▶ [GIVEN EXERCISE]: Retype all of the data exactly as given.

▶ [ENTRIES]:
= = = = =

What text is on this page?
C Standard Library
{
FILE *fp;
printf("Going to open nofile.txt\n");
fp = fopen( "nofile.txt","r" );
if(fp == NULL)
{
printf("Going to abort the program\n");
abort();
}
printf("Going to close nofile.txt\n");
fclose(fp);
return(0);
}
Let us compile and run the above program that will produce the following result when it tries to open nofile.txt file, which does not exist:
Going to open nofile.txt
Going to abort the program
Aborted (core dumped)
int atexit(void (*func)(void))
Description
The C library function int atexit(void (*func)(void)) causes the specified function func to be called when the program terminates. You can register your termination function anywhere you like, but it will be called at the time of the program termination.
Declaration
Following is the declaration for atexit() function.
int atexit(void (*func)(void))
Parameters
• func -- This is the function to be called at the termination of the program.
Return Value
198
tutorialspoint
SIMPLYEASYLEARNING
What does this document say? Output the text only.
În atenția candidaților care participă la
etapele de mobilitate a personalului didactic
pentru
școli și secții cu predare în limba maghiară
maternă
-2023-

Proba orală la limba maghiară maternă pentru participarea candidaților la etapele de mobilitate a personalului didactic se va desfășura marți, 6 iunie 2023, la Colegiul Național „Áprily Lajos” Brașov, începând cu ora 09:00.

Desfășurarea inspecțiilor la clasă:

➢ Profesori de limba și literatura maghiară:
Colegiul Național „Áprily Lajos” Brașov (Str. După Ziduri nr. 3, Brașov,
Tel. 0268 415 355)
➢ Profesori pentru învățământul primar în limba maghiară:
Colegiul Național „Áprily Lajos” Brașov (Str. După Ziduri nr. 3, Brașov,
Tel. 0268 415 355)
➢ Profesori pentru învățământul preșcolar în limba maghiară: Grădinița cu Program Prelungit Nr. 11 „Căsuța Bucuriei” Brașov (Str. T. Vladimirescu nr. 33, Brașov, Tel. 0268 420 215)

= = = = =

▶ [OUTPUT]:
What text is on this page?
C Standard Library
{
FILE *fp;
printf("Going to open nofile.txt\n");
fp = fopen( "nofile.txt","r" );
if(fp == NULL)
{
printf("Going to abort the program\n");
abort();
}
printf("Going to close nofile.txt\n");
fclose(fp);
return(0);
}
Let us compile and run the above program that will produce the following result when it tries to open nofile.txt file, which does not exist:
Going to open nofile.txt
Going to abort the program
Aborted (core dumped)
int atexit(void (*func)(void))
Description
The C library function int atexit(void (*func)(void)) causes the specified function func to be called when the program terminates. You can register your termination function anywhere you like, but it will be called at the time of the program termination.
Declaration
Following is the declaration for atexit() function.
int atexit(void (*func)(void))
Parameters
• func -- This is the function to be called at the termination of the program.
Return Value
198
tutorialspoint
SIMPLYEASYLEARNING
What does this document say? Output the text only.
În atenția candidaților care participă la
etapele de mobilitate a personalului didactic
pentru
școli și secții cu predare în limba maghiară
maternă
-2023-

Proba orală la limba maghiară maternă pentru participarea candidaților la etapele de mobilitate a personalului didactic se va desfășura marți, 6 iunie 2023, la Colegiul Național „Áprily Lajos” Brașov, începând cu ora 09:00.

Desfășurarea inspecțiilor la clasă:

➢ Profesori de limba și literatura maghiară:
Colegiul Național „Áprily Lajos” Brașov (Str. După Ziduri nr. 3, Brașov,
Tel. 0268 415 355)
➢ Profesori pentru învățământul primar în limba maghiară:
Colegiul Național „Áprily Lajos” Brașov (Str. După Ziduri nr. 3, Brașov,
Tel. 0268 415 355)
➢ Profesori pentru învățământul preșcolar în limba maghiară: Grădinița cu Program Prelungit Nr. 11 „Căsuța Bucuriei” Brașov (Str. T. Vladimirescu nr. 33, Brașov, Tel. 0268 420 215)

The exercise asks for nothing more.